Objective: In the entries that follow, find the word "задолженности" and report each line it is on.

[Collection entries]
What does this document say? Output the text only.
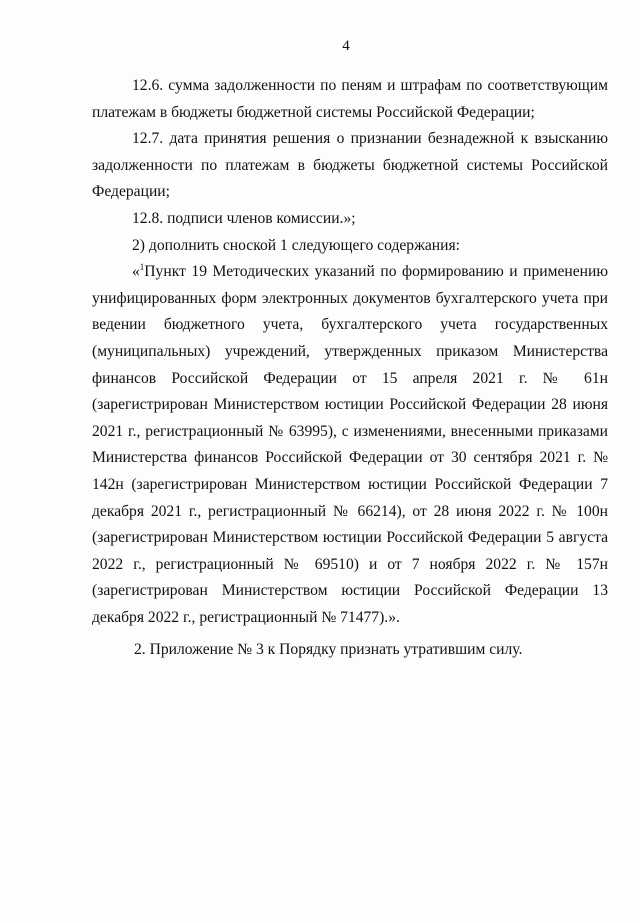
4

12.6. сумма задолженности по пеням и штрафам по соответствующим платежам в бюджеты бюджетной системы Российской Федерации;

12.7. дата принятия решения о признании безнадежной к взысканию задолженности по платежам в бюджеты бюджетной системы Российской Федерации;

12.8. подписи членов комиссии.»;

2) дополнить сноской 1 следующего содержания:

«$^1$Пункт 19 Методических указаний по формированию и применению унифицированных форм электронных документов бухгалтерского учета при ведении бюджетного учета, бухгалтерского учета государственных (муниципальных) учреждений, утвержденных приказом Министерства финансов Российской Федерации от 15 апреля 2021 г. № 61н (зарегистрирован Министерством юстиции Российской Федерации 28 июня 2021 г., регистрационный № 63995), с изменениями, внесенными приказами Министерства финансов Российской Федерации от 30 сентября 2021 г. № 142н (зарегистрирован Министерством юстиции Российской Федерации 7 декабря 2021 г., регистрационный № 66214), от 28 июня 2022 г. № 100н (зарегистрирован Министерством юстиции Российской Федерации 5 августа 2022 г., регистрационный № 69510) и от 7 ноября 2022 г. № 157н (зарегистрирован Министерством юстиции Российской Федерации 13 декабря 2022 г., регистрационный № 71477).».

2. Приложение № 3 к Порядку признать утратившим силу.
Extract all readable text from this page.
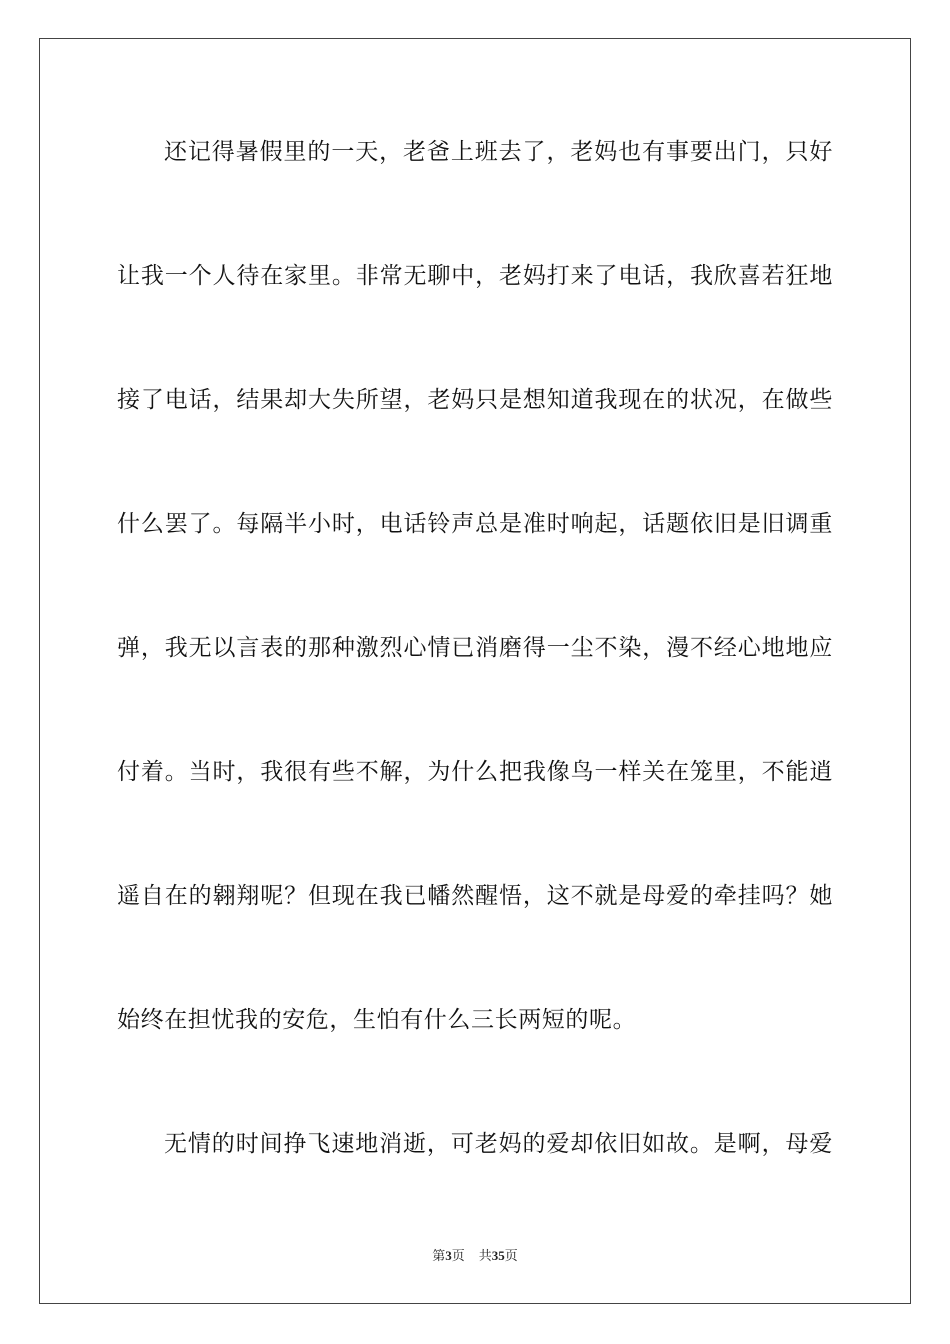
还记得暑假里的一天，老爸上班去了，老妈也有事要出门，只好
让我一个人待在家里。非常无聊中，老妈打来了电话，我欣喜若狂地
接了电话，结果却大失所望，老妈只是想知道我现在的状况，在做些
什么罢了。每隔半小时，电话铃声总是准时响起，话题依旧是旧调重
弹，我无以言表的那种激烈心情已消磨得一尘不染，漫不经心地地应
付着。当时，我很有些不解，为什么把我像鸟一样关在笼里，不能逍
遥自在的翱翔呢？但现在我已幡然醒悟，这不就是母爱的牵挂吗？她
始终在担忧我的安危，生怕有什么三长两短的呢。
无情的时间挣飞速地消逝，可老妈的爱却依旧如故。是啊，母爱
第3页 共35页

==

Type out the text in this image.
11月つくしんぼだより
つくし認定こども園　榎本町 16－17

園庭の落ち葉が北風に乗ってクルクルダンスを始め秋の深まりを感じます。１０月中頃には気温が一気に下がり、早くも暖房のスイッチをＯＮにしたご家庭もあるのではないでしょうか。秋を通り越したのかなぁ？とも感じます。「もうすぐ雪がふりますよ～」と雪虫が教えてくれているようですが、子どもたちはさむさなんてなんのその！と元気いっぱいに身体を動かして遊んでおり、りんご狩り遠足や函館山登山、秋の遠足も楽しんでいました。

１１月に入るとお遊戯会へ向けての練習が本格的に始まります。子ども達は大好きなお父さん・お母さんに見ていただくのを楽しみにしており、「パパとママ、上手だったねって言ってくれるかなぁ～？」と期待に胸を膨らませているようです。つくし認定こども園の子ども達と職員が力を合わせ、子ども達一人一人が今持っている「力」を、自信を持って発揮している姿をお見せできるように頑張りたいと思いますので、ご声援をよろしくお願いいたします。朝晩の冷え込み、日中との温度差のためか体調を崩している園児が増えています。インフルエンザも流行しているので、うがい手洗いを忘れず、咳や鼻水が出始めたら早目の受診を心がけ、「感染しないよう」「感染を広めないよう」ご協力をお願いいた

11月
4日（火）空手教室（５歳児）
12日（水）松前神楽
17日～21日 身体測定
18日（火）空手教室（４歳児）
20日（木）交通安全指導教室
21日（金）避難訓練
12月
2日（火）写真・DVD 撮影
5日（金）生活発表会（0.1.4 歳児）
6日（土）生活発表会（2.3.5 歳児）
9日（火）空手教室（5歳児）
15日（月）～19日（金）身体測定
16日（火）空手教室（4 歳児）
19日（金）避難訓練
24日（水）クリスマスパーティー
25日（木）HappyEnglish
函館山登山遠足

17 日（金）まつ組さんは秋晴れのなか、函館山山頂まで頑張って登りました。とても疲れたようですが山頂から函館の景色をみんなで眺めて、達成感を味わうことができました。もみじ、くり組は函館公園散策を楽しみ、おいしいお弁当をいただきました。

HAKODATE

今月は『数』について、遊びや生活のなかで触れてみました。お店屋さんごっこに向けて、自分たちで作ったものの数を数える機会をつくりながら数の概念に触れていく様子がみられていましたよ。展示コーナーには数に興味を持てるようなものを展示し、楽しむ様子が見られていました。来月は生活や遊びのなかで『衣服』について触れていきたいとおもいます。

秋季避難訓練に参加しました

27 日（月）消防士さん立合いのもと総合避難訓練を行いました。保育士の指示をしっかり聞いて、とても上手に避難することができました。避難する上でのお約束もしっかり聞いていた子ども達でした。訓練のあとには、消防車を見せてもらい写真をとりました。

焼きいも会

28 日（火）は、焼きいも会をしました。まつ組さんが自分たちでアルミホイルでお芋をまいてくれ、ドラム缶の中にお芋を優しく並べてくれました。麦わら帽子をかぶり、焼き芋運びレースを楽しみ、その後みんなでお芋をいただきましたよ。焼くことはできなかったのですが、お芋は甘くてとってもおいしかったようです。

Solved exercise:
12.6. сумма задолженности по пеням и штрафам по соответствующим платежам в бюджеты бюджетной системы Российской Федерации;
12.7. дата принятия решения о признании безнадежной к взысканию задолженности по платежам в бюджеты бюджетной системы Российской Федерации;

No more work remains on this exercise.